Exercise instructions: Leave out any picture and return the remaining listing below exactly as given.

Provided records:
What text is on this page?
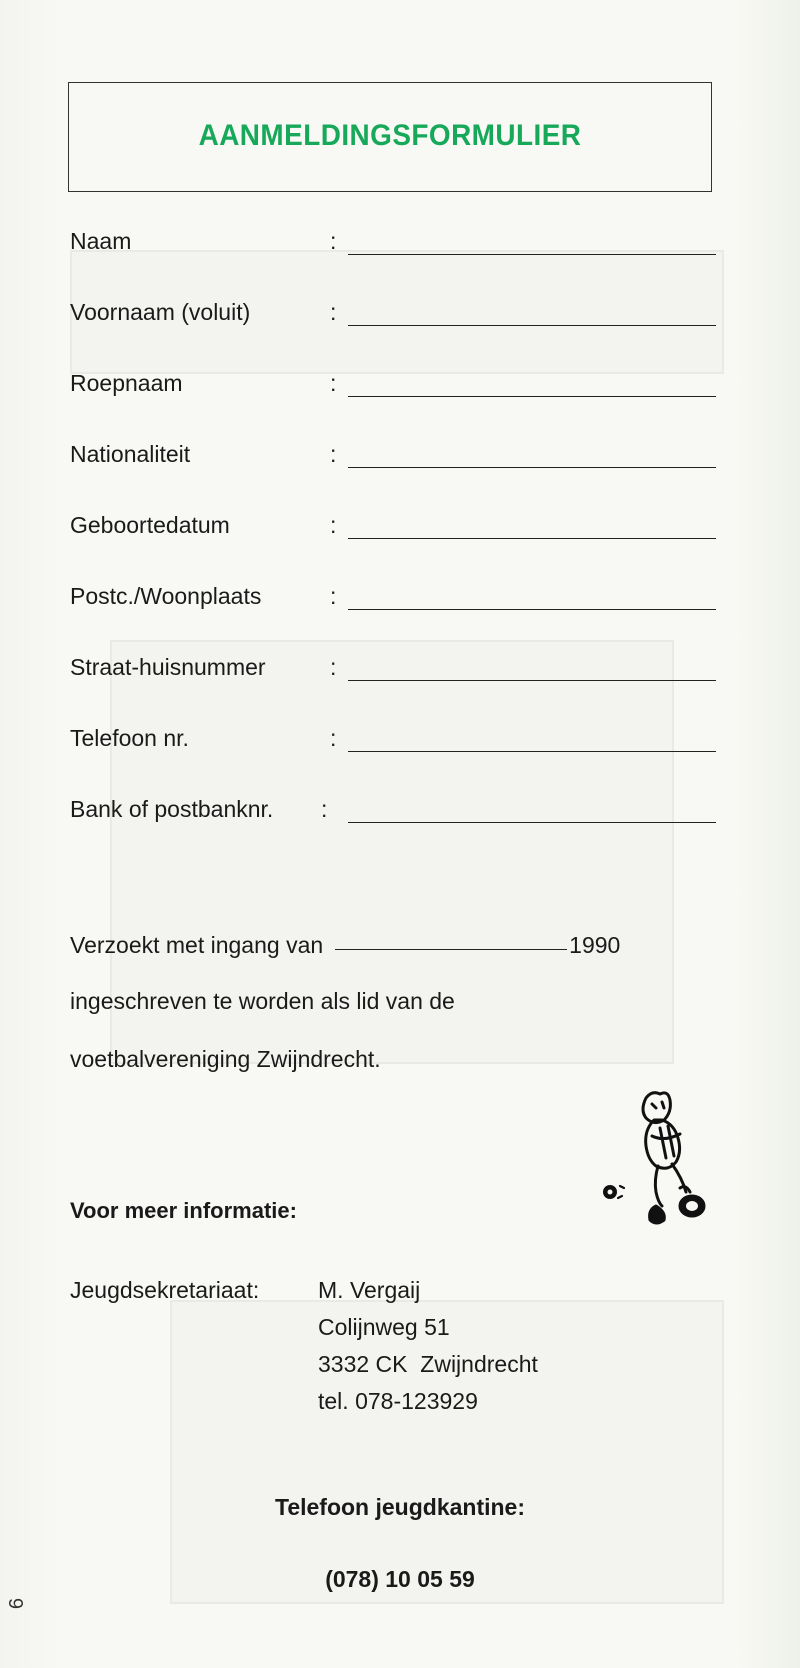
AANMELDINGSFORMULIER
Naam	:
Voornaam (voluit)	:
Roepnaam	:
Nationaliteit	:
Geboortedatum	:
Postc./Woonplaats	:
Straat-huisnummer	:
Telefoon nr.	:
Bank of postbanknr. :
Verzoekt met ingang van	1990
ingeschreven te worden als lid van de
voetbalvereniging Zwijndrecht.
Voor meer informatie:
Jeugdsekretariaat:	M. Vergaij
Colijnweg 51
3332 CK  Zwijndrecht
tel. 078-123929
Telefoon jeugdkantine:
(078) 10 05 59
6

Correct answer:
What text is on this page?
AANMELDINGSFORMULIER
Naam	:
Voornaam (voluit)	:
Roepnaam	:
Nationaliteit	:
Geboortedatum	:
Postc./Woonplaats	:
Straat-huisnummer	:
Telefoon nr.	:
Bank of postbanknr. :
Verzoekt met ingang van	1990
ingeschreven te worden als lid van de
voetbalvereniging Zwijndrecht.
Voor meer informatie:
Jeugdsekretariaat:	M. Vergaij
Colijnweg 51
3332 CK  Zwijndrecht
tel. 078-123929
Telefoon jeugdkantine:
(078) 10 05 59
6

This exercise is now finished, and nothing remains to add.